===== SUPPLIED ENTRIES =====
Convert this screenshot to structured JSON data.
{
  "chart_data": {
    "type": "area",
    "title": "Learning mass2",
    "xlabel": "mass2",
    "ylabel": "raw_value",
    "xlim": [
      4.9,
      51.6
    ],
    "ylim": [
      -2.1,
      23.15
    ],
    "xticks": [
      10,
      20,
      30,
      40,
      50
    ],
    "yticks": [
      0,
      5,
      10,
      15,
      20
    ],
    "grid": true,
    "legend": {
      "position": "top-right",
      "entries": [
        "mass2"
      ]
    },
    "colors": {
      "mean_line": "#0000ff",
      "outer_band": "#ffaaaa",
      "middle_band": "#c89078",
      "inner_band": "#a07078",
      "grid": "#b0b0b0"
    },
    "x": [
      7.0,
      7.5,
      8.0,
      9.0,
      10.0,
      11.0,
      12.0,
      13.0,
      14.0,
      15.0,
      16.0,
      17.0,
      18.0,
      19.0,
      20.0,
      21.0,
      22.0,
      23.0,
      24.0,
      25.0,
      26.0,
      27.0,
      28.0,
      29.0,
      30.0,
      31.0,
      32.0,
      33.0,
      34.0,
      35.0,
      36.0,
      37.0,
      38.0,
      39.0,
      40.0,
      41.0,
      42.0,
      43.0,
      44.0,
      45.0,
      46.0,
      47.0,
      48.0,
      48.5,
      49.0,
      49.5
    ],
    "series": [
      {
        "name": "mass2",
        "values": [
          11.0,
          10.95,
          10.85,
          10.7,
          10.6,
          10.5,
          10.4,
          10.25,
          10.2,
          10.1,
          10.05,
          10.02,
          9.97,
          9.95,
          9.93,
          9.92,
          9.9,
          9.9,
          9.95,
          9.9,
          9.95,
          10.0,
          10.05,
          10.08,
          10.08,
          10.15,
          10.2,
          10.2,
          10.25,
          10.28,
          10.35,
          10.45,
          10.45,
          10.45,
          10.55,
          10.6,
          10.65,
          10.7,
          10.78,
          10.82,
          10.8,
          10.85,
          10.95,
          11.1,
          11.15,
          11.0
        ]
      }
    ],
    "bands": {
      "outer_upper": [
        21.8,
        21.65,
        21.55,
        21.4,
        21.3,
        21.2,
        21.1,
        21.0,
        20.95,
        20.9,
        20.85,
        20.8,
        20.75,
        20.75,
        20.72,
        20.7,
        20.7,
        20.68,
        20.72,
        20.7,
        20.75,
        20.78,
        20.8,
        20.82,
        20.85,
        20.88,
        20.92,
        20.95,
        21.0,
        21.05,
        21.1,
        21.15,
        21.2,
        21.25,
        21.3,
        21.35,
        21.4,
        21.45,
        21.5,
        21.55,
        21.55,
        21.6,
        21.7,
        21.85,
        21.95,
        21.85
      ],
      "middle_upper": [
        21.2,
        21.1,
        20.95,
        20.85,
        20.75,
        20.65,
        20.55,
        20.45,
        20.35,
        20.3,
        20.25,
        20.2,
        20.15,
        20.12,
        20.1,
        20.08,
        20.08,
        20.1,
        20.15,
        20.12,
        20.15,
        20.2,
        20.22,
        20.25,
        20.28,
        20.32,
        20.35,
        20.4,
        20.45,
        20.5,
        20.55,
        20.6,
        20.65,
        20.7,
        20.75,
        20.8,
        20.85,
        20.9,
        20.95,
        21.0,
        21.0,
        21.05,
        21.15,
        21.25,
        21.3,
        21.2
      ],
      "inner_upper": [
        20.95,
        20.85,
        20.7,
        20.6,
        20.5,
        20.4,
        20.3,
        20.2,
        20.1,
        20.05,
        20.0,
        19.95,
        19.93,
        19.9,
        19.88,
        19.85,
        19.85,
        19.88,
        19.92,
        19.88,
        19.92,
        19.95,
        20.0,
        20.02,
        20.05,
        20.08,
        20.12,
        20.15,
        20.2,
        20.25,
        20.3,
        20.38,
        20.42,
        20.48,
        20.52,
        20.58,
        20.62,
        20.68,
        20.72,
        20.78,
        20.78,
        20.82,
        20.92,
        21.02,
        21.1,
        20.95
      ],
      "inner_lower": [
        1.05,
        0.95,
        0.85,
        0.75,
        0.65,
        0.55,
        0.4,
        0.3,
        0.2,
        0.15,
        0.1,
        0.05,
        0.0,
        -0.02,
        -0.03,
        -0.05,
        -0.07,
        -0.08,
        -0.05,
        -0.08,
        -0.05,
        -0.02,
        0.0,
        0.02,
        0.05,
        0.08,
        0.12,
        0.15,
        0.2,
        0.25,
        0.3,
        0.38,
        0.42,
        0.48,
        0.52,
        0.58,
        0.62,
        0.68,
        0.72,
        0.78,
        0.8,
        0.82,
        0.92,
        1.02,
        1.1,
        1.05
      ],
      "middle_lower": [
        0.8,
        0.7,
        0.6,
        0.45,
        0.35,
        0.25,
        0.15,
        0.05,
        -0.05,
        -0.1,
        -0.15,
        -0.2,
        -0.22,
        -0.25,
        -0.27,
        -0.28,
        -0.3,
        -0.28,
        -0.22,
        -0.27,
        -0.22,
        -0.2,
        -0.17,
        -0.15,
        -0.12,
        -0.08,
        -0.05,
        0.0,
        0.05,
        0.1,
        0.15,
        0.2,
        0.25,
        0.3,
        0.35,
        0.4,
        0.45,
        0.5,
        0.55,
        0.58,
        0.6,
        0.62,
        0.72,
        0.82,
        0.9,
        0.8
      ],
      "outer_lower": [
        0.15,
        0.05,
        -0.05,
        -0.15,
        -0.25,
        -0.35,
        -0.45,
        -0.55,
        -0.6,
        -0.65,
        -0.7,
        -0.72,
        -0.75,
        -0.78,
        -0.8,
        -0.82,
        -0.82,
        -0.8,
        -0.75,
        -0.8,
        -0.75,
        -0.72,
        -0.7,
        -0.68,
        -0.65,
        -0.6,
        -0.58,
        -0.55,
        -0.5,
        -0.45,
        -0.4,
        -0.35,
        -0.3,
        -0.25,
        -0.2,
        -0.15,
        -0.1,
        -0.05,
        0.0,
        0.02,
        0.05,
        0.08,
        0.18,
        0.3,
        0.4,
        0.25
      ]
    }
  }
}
=====
OBJECTIVE: Give back the data above exactly as it appears.

WRITTEN RESPONSE:
Convert this screenshot to structured JSON data.
{
  "chart_data": {
    "type": "area",
    "title": "Learning mass2",
    "xlabel": "mass2",
    "ylabel": "raw_value",
    "xlim": [
      4.9,
      51.6
    ],
    "ylim": [
      -2.1,
      23.15
    ],
    "xticks": [
      10,
      20,
      30,
      40,
      50
    ],
    "yticks": [
      0,
      5,
      10,
      15,
      20
    ],
    "grid": true,
    "legend": {
      "position": "top-right",
      "entries": [
        "mass2"
      ]
    },
    "colors": {
      "mean_line": "#0000ff",
      "outer_band": "#ffaaaa",
      "middle_band": "#c89078",
      "inner_band": "#a07078",
      "grid": "#b0b0b0"
    },
    "x": [
      7.0,
      7.5,
      8.0,
      9.0,
      10.0,
      11.0,
      12.0,
      13.0,
      14.0,
      15.0,
      16.0,
      17.0,
      18.0,
      19.0,
      20.0,
      21.0,
      22.0,
      23.0,
      24.0,
      25.0,
      26.0,
      27.0,
      28.0,
      29.0,
      30.0,
      31.0,
      32.0,
      33.0,
      34.0,
      35.0,
      36.0,
      37.0,
      38.0,
      39.0,
      40.0,
      41.0,
      42.0,
      43.0,
      44.0,
      45.0,
      46.0,
      47.0,
      48.0,
      48.5,
      49.0,
      49.5
    ],
    "series": [
      {
        "name": "mass2",
        "values": [
          11.0,
          10.95,
          10.85,
          10.7,
          10.6,
          10.5,
          10.4,
          10.25,
          10.2,
          10.1,
          10.05,
          10.02,
          9.97,
          9.95,
          9.93,
          9.92,
          9.9,
          9.9,
          9.95,
          9.9,
          9.95,
          10.0,
          10.05,
          10.08,
          10.08,
          10.15,
          10.2,
          10.2,
          10.25,
          10.28,
          10.35,
          10.45,
          10.45,
          10.45,
          10.55,
          10.6,
          10.65,
          10.7,
          10.78,
          10.82,
          10.8,
          10.85,
          10.95,
          11.1,
          11.15,
          11.0
        ]
      }
    ],
    "bands": {
      "outer_upper": [
        21.8,
        21.65,
        21.55,
        21.4,
        21.3,
        21.2,
        21.1,
        21.0,
        20.95,
        20.9,
        20.85,
        20.8,
        20.75,
        20.75,
        20.72,
        20.7,
        20.7,
        20.68,
        20.72,
        20.7,
        20.75,
        20.78,
        20.8,
        20.82,
        20.85,
        20.88,
        20.92,
        20.95,
        21.0,
        21.05,
        21.1,
        21.15,
        21.2,
        21.25,
        21.3,
        21.35,
        21.4,
        21.45,
        21.5,
        21.55,
        21.55,
        21.6,
        21.7,
        21.85,
        21.95,
        21.85
      ],
      "middle_upper": [
        21.2,
        21.1,
        20.95,
        20.85,
        20.75,
        20.65,
        20.55,
        20.45,
        20.35,
        20.3,
        20.25,
        20.2,
        20.15,
        20.12,
        20.1,
        20.08,
        20.08,
        20.1,
        20.15,
        20.12,
        20.15,
        20.2,
        20.22,
        20.25,
        20.28,
        20.32,
        20.35,
        20.4,
        20.45,
        20.5,
        20.55,
        20.6,
        20.65,
        20.7,
        20.75,
        20.8,
        20.85,
        20.9,
        20.95,
        21.0,
        21.0,
        21.05,
        21.15,
        21.25,
        21.3,
        21.2
      ],
      "inner_upper": [
        20.95,
        20.85,
        20.7,
        20.6,
        20.5,
        20.4,
        20.3,
        20.2,
        20.1,
        20.05,
        20.0,
        19.95,
        19.93,
        19.9,
        19.88,
        19.85,
        19.85,
        19.88,
        19.92,
        19.88,
        19.92,
        19.95,
        20.0,
        20.02,
        20.05,
        20.08,
        20.12,
        20.15,
        20.2,
        20.25,
        20.3,
        20.38,
        20.42,
        20.48,
        20.52,
        20.58,
        20.62,
        20.68,
        20.72,
        20.78,
        20.78,
        20.82,
        20.92,
        21.02,
        21.1,
        20.95
      ],
      "inner_lower": [
        1.05,
        0.95,
        0.85,
        0.75,
        0.65,
        0.55,
        0.4,
        0.3,
        0.2,
        0.15,
        0.1,
        0.05,
        0.0,
        -0.02,
        -0.03,
        -0.05,
        -0.07,
        -0.08,
        -0.05,
        -0.08,
        -0.05,
        -0.02,
        0.0,
        0.02,
        0.05,
        0.08,
        0.12,
        0.15,
        0.2,
        0.25,
        0.3,
        0.38,
        0.42,
        0.48,
        0.52,
        0.58,
        0.62,
        0.68,
        0.72,
        0.78,
        0.8,
        0.82,
        0.92,
        1.02,
        1.1,
        1.05
      ],
      "middle_lower": [
        0.8,
        0.7,
        0.6,
        0.45,
        0.35,
        0.25,
        0.15,
        0.05,
        -0.05,
        -0.1,
        -0.15,
        -0.2,
        -0.22,
        -0.25,
        -0.27,
        -0.28,
        -0.3,
        -0.28,
        -0.22,
        -0.27,
        -0.22,
        -0.2,
        -0.17,
        -0.15,
        -0.12,
        -0.08,
        -0.05,
        0.0,
        0.05,
        0.1,
        0.15,
        0.2,
        0.25,
        0.3,
        0.35,
        0.4,
        0.45,
        0.5,
        0.55,
        0.58,
        0.6,
        0.62,
        0.72,
        0.82,
        0.9,
        0.8
      ],
      "outer_lower": [
        0.15,
        0.05,
        -0.05,
        -0.15,
        -0.25,
        -0.35,
        -0.45,
        -0.55,
        -0.6,
        -0.65,
        -0.7,
        -0.72,
        -0.75,
        -0.78,
        -0.8,
        -0.82,
        -0.82,
        -0.8,
        -0.75,
        -0.8,
        -0.75,
        -0.72,
        -0.7,
        -0.68,
        -0.65,
        -0.6,
        -0.58,
        -0.55,
        -0.5,
        -0.45,
        -0.4,
        -0.35,
        -0.3,
        -0.25,
        -0.2,
        -0.15,
        -0.1,
        -0.05,
        0.0,
        0.02,
        0.05,
        0.08,
        0.18,
        0.3,
        0.4,
        0.25
      ]
    }
  }
}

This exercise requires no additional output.